= CHALLENGE =
Look through the records below, and copy out every line that holds the string "each".

☆ ☆ ☆

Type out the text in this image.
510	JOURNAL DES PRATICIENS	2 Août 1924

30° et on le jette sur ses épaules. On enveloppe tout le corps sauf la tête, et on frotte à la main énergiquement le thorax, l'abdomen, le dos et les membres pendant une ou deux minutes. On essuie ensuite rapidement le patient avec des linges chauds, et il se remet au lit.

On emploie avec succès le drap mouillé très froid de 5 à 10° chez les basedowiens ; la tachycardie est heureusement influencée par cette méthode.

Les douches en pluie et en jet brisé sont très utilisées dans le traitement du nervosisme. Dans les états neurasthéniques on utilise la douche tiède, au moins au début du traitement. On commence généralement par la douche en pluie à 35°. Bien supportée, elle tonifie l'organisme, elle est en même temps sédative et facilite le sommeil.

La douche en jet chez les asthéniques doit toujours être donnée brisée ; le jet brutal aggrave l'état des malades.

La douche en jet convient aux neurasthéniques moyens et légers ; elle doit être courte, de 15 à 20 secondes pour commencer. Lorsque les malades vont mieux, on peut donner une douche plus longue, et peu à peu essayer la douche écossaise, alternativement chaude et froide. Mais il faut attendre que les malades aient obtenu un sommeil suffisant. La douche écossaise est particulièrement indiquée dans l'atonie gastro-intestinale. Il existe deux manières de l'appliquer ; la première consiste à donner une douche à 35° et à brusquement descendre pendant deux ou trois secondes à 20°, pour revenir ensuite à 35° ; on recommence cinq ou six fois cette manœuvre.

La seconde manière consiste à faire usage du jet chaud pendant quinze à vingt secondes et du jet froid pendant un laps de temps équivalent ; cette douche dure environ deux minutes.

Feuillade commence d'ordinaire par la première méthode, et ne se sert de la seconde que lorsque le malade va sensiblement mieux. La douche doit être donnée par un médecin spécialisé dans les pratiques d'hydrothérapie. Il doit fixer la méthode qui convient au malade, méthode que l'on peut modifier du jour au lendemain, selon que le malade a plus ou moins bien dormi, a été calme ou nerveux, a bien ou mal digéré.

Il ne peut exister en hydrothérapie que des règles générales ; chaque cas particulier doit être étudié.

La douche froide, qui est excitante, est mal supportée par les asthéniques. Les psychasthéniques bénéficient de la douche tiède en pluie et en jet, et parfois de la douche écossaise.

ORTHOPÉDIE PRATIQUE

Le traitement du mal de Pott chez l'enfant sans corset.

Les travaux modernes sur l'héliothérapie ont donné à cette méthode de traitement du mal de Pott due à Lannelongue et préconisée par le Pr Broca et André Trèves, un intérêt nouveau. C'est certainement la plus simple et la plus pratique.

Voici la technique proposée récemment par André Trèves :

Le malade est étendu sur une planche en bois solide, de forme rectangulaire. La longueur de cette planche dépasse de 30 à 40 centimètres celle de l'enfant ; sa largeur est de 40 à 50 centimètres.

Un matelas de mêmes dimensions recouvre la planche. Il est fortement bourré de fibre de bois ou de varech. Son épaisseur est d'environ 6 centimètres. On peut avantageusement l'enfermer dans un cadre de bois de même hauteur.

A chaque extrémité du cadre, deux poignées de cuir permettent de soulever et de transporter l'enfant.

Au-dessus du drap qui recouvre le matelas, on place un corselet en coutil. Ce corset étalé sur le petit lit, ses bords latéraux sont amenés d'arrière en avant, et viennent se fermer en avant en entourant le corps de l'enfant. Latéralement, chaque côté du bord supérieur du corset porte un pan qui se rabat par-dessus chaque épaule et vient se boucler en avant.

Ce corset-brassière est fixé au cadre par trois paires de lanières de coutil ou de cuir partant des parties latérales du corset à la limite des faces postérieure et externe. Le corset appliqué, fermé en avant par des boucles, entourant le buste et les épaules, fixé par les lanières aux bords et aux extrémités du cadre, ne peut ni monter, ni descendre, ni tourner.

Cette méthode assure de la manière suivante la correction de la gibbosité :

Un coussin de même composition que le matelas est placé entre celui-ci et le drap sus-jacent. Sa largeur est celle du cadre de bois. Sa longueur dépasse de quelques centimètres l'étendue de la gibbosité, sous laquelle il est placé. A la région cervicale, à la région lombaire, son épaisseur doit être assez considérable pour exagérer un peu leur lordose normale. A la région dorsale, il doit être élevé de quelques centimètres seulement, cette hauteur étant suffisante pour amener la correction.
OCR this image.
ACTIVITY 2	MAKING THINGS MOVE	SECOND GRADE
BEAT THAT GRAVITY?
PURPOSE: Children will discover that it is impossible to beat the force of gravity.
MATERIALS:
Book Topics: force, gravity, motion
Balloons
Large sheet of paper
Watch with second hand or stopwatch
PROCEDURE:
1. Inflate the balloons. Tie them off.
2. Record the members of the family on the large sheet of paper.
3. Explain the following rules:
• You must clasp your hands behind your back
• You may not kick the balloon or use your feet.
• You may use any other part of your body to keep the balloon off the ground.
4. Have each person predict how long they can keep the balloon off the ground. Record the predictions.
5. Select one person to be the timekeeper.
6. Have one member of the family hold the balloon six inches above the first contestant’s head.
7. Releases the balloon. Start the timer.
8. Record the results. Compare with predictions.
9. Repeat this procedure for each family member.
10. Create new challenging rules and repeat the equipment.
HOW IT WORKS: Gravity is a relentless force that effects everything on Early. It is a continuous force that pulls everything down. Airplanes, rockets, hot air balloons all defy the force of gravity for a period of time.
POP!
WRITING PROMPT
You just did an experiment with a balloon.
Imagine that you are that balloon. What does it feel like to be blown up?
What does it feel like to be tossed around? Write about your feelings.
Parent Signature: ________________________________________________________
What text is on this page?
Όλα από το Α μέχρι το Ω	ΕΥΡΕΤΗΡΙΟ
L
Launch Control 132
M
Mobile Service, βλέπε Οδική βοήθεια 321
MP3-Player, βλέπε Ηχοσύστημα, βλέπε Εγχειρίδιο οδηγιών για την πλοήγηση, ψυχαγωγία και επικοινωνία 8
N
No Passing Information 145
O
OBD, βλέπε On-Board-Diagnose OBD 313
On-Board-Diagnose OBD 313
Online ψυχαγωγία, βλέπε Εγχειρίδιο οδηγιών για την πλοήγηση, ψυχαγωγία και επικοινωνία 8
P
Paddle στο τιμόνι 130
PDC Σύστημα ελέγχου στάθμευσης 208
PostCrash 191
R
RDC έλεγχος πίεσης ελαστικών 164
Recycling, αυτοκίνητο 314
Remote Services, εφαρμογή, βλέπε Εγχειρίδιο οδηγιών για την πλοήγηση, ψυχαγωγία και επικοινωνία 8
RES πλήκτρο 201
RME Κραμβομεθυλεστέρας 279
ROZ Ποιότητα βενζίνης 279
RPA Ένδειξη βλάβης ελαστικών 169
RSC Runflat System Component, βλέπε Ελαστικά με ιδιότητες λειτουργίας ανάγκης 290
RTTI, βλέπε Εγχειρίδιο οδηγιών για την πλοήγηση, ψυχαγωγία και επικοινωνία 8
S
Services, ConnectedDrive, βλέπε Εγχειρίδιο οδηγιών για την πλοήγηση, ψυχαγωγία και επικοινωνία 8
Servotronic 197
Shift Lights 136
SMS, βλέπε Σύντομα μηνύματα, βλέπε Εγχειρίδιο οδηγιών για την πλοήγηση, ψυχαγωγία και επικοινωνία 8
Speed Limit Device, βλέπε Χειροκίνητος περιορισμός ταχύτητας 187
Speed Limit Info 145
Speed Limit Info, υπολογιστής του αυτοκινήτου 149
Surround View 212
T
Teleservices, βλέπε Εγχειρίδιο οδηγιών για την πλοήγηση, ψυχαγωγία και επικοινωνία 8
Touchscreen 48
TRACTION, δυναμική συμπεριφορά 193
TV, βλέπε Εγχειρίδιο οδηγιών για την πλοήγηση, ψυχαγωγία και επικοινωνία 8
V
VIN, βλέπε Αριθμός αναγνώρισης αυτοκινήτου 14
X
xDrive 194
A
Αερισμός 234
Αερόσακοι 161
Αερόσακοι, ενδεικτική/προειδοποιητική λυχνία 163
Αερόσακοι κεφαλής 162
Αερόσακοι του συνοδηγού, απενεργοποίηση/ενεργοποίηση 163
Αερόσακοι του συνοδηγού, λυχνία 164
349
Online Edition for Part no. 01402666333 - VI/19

☆ ☆ ☆

= OUTPUT OF THE EXERCISE =
4. Have each person predict how long they can keep the balloon off the ground. Record the predictions.
9. Repeat this procedure for each family member.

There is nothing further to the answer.